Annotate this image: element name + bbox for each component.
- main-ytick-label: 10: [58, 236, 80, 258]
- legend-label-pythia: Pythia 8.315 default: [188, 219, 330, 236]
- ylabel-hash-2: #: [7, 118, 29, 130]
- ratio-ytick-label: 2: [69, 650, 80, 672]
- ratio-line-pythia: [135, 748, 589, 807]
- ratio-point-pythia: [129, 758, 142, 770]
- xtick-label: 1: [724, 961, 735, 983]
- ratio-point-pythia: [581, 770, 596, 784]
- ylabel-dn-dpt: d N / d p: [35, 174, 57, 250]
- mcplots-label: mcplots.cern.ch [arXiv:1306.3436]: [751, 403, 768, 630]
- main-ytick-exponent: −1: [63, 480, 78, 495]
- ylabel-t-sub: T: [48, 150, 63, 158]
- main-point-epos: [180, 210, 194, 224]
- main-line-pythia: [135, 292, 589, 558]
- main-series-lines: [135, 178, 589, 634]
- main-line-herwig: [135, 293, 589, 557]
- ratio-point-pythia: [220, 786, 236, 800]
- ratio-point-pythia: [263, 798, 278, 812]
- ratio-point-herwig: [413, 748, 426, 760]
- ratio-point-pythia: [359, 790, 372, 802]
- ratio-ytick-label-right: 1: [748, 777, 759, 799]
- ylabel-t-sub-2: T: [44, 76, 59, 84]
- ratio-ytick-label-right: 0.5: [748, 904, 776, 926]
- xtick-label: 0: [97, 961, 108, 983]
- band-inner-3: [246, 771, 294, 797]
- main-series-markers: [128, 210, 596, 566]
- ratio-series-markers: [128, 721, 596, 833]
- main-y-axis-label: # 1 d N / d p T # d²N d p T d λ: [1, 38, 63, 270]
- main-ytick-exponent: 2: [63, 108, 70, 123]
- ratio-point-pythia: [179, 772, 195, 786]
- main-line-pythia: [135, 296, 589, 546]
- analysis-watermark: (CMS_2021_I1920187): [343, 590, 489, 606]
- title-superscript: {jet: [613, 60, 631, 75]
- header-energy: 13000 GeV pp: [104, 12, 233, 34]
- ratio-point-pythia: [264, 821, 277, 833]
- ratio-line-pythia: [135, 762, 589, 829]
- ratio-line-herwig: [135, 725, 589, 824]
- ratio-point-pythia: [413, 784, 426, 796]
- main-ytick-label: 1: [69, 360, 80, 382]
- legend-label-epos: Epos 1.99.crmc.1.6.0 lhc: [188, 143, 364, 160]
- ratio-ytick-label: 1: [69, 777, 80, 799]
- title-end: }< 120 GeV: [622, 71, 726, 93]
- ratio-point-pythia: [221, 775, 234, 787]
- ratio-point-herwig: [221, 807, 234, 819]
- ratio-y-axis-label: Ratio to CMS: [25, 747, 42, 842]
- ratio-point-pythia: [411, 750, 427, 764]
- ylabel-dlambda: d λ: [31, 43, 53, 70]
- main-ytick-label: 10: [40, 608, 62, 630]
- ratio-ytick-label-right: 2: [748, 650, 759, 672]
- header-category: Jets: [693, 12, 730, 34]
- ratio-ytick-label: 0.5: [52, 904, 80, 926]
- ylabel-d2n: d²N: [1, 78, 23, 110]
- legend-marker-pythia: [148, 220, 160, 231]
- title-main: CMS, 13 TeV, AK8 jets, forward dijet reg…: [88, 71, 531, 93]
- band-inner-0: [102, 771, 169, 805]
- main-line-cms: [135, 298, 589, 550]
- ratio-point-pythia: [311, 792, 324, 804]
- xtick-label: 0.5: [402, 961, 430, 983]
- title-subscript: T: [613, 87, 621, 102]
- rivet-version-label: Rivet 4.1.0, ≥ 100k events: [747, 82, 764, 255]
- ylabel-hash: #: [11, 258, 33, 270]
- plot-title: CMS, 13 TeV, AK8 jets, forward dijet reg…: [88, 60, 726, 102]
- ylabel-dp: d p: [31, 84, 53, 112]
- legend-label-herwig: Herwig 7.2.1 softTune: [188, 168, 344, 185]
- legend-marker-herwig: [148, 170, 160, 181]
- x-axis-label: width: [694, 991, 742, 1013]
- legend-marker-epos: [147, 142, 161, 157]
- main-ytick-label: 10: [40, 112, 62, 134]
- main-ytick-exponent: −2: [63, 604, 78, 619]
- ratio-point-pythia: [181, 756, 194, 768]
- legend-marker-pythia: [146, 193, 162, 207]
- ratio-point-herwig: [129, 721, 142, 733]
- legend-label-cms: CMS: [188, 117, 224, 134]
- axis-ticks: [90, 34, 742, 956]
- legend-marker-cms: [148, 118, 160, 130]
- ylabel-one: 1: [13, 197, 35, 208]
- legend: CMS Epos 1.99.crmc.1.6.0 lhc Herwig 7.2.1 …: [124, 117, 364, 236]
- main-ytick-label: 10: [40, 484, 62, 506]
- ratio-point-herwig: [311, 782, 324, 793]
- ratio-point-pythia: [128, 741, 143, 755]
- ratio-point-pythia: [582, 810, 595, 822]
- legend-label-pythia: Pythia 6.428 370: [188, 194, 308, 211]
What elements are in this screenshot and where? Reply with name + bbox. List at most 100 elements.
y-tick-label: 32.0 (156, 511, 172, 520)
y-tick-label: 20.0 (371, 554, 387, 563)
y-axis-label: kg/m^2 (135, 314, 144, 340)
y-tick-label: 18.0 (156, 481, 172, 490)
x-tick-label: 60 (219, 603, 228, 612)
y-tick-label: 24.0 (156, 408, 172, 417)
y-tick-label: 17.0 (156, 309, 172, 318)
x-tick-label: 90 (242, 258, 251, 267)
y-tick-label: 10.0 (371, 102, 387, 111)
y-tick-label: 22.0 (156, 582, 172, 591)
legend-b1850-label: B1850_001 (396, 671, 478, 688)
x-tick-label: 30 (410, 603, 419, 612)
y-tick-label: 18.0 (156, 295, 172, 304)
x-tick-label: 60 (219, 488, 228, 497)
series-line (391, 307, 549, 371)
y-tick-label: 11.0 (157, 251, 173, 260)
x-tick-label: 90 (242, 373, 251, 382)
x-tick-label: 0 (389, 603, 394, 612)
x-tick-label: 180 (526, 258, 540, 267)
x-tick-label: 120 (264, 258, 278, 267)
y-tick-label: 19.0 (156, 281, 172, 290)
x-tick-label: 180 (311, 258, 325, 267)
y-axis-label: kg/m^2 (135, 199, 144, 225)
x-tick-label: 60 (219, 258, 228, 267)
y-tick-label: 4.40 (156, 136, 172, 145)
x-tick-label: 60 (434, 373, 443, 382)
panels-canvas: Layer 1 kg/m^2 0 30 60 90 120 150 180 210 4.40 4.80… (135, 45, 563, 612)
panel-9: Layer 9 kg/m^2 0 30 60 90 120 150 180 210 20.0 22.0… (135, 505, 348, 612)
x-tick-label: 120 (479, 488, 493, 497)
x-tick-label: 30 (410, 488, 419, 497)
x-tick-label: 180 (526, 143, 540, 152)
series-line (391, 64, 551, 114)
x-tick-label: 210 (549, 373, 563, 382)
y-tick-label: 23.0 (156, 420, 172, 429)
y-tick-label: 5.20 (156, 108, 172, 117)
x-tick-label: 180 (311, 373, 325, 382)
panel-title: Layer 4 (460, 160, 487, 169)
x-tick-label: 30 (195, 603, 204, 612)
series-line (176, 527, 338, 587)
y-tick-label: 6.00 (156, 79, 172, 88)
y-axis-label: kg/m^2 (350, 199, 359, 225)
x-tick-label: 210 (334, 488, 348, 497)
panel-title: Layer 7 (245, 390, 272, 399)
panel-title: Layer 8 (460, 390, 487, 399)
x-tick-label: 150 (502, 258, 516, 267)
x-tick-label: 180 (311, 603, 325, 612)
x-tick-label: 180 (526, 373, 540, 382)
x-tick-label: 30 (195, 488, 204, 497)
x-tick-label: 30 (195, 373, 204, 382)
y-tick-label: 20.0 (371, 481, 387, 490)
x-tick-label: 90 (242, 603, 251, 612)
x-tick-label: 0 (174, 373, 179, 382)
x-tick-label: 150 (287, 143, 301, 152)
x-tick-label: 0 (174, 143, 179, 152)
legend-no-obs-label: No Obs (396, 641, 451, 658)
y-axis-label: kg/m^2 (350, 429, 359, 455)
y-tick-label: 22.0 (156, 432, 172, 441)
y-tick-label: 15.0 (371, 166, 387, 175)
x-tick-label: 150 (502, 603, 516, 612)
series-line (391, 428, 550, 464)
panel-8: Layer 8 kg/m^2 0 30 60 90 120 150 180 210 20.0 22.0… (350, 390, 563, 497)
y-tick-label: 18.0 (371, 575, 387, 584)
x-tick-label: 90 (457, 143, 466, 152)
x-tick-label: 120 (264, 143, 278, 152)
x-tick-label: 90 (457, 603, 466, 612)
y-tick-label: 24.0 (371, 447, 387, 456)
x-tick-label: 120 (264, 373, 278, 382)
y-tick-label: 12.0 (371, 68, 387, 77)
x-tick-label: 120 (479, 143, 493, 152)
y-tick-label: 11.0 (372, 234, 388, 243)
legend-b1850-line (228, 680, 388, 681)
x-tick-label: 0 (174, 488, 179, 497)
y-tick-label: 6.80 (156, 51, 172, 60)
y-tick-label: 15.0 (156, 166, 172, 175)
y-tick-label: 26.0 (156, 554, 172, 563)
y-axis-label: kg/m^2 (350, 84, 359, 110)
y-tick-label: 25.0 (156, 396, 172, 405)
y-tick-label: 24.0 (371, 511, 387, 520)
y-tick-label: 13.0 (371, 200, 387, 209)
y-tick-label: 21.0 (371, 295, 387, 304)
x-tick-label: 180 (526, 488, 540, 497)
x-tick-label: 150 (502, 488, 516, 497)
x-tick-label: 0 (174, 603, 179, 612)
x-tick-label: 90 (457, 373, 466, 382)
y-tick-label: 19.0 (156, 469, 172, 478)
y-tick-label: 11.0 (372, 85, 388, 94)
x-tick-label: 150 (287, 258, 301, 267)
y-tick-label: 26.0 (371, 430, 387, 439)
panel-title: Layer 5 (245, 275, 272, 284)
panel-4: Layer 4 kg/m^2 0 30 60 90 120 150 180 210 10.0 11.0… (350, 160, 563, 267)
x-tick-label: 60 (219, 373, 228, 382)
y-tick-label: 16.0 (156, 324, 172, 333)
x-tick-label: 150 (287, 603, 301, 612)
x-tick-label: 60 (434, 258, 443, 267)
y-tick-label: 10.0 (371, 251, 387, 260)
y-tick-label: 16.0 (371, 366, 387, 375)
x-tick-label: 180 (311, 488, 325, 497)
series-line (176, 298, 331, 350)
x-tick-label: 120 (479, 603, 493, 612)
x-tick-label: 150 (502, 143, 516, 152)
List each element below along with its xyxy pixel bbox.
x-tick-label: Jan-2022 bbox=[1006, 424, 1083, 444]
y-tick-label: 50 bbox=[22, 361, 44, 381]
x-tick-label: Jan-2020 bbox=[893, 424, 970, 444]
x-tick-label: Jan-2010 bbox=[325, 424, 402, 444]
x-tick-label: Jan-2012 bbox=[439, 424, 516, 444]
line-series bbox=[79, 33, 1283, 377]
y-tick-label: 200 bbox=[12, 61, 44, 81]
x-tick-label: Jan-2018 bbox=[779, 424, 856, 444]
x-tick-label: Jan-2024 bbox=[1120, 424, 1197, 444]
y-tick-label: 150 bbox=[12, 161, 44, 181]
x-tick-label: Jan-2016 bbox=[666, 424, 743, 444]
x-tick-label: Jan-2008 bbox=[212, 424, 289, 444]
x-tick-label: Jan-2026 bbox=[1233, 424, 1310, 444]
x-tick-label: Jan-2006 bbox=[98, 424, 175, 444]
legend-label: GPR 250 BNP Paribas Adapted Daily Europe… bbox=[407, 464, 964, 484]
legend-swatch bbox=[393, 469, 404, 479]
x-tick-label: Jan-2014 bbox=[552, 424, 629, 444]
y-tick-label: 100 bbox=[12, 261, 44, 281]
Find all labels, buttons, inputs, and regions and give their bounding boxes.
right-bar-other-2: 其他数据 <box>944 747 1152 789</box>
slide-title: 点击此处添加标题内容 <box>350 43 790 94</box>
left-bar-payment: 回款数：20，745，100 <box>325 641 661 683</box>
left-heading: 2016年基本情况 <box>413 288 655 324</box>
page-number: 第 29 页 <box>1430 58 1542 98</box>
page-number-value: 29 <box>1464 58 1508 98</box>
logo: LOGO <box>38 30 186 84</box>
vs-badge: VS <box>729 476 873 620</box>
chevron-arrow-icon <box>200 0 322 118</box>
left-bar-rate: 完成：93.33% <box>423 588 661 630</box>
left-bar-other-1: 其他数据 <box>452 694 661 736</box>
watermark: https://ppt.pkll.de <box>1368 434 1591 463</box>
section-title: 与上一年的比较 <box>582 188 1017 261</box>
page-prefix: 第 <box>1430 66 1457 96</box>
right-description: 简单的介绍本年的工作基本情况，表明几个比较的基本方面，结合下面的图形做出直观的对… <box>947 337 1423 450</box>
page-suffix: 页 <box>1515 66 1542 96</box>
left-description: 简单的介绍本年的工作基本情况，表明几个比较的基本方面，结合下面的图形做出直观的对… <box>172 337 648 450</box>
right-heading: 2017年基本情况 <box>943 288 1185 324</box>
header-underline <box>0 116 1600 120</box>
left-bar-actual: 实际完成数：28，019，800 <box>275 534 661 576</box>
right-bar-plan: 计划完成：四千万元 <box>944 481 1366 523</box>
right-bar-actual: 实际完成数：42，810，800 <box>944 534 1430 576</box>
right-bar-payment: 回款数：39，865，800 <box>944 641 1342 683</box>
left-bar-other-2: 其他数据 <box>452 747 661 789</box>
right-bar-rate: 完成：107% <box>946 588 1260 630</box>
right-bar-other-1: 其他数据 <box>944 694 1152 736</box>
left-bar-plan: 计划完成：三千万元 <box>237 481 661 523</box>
- - -
Please reproduce, without any change, the lines of the material from its first line through the line holding "- ratio-point-pythia: [263, 798, 278, 812]", with both ends included.

Exercise response:
Annotate this image: element name + bbox for each component.
- main-ytick-label: 10: [58, 236, 80, 258]
- legend-label-pythia: Pythia 8.315 default: [188, 219, 330, 236]
- ylabel-hash-2: #: [7, 118, 29, 130]
- ratio-ytick-label: 2: [69, 650, 80, 672]
- ratio-line-pythia: [135, 748, 589, 807]
- ratio-point-pythia: [129, 758, 142, 770]
- xtick-label: 1: [724, 961, 735, 983]
- ratio-point-pythia: [581, 770, 596, 784]
- ylabel-dn-dpt: d N / d p: [35, 174, 57, 250]
- mcplots-label: mcplots.cern.ch [arXiv:1306.3436]: [751, 403, 768, 630]
- main-ytick-exponent: −1: [63, 480, 78, 495]
- ylabel-t-sub: T: [48, 150, 63, 158]
- main-point-epos: [180, 210, 194, 224]
- main-line-pythia: [135, 292, 589, 558]
- main-series-lines: [135, 178, 589, 634]
- main-line-herwig: [135, 293, 589, 557]
- ratio-point-pythia: [220, 786, 236, 800]
- ratio-point-pythia: [263, 798, 278, 812]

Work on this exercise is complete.